    One concern I have about AXF is: what programs aside from Arcpad and Arcpad Toolbar (in Arcmap) can read AXF? Arcpad studio can do a "Data dump" from AXF but if there are corruption problems and Arcpad can't read the file do we have other options? The good thing about Shapefile is that there are a lot of other programs that could read it if Arcpad refused. You could even read the DBF attribute table in Excel Mobile. Not so with AXF.
    Since AXF is a form of SQL Server Compact maybe some MS apps can read AXF? Thanks

     
  • At Thursday, June 19, 2008 3:41:00 pm, Anonymous Lance said…

    Nico, you can open it up in SQL Server Management Studio like any other MS SQL Server database.

     
  • At Thursday, June 19, 2008 6:12:00 pm, Blogger Archaeogeek said…

    But if you're out in the field you're not likely to have access to SQL Server Management Studio. Many people won't even own any SQL server programmes...

     
  • At Friday, June 20, 2008 8:43:00 am, Blogger Marika said…

    IF you REALLY need to study an AXF in the field (and you cant open it in ArcPad) you can open it with SQL CE's Query Analyzer application which is installed with SQL CE on mobile devices (just change the extension to .sdf). With a development community the size of SQL Server available, the number of tools to open AXF's will only increase. In the meantime, SQL Server Express Edition (for desktop) is free - you can use this to open and edit AXF's if you need to.

**Task to carry out**:
Duplicate the passage of the AXF discussion between "IF you REALLY" and "you need to.", inclusive.

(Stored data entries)
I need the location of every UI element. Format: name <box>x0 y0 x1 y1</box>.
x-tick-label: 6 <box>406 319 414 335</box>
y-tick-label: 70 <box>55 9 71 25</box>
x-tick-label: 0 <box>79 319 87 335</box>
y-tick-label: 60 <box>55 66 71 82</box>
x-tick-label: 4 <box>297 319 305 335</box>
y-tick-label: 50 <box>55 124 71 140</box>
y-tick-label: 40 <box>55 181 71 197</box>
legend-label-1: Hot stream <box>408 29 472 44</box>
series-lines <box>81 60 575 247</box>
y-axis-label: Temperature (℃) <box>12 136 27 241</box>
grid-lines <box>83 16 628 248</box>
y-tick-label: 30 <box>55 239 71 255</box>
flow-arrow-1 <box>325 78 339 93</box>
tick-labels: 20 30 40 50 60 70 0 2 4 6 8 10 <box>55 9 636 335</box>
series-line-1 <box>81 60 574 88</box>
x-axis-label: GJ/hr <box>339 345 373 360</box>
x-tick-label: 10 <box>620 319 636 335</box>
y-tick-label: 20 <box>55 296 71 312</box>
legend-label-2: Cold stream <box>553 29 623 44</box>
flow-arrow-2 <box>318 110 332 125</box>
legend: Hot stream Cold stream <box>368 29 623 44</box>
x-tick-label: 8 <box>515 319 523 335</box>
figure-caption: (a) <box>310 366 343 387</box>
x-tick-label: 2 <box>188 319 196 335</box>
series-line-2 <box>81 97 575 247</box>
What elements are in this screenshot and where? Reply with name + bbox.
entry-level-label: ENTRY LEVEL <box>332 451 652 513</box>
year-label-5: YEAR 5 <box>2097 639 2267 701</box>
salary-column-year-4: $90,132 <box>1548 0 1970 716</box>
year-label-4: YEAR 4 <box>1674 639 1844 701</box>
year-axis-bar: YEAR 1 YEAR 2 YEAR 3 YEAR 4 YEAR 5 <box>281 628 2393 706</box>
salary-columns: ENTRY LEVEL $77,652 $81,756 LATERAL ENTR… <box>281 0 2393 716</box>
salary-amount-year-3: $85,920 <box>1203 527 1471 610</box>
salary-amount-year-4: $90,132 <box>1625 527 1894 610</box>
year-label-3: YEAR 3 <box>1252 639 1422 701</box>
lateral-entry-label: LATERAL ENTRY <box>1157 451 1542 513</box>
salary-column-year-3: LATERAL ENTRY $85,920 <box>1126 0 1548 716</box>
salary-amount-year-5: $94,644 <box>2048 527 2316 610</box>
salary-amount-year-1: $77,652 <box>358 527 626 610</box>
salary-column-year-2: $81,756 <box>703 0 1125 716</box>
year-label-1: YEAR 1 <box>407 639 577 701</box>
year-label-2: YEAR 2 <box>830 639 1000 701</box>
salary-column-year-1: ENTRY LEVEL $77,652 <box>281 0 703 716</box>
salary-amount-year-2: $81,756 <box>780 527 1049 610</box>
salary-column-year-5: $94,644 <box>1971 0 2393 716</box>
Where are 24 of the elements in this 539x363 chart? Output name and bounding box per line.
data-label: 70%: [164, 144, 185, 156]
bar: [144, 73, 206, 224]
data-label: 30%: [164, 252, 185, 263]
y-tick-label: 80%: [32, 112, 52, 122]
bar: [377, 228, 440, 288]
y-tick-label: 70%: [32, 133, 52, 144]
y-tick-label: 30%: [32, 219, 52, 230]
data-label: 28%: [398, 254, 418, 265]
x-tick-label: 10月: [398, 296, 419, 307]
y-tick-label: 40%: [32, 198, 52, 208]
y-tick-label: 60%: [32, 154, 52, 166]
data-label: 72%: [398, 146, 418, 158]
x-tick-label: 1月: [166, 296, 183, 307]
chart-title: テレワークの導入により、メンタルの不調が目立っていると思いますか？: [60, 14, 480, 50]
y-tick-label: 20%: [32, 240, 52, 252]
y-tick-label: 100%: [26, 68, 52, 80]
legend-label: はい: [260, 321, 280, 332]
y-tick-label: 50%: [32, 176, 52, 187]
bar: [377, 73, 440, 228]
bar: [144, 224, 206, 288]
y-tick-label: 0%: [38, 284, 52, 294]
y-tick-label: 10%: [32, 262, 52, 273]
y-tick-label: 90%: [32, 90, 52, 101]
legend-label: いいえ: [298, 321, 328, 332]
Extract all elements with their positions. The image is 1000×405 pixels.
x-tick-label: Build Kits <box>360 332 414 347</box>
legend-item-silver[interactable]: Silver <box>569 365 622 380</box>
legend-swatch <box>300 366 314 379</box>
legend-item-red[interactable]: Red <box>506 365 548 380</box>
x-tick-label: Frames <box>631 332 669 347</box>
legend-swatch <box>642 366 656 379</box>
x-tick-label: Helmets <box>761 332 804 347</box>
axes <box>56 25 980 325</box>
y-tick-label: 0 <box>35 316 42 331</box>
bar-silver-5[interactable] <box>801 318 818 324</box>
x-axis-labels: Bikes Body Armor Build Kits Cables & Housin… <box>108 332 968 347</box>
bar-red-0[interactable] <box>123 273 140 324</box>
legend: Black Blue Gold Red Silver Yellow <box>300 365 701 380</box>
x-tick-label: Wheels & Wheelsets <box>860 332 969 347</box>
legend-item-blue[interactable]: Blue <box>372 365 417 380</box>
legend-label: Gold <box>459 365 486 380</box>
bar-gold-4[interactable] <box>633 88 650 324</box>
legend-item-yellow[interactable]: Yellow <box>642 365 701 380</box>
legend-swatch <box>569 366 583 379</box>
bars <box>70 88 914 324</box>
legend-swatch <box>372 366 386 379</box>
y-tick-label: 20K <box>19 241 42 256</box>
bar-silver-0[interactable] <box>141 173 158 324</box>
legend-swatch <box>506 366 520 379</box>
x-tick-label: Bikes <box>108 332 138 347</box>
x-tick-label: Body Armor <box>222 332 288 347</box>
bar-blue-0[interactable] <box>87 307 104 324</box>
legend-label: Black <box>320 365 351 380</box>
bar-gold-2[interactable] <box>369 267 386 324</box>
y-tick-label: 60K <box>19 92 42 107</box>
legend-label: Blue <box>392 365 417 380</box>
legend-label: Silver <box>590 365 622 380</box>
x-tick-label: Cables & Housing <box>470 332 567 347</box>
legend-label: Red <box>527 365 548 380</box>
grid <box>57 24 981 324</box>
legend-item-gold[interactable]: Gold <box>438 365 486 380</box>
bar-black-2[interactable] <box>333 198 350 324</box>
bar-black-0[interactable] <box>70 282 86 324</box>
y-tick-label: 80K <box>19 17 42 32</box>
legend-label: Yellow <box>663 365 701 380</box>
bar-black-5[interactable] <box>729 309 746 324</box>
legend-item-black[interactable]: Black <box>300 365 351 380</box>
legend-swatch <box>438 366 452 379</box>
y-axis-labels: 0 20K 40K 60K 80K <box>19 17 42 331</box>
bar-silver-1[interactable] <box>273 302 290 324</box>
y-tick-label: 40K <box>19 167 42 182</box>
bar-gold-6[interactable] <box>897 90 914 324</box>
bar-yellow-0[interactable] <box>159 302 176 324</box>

**Written response**:
IF you REALLY need to study an AXF in the field (and you cant open it in ArcPad) you can open it with SQL CE's Query Analyzer application which is installed with SQL CE on mobile devices (just change the extension to .sdf). With a development community the size of SQL Server available, the number of tools to open AXF's will only increase. In the meantime, SQL Server Express Edition (for desktop) is free - you can use this to open and edit AXF's if you need to.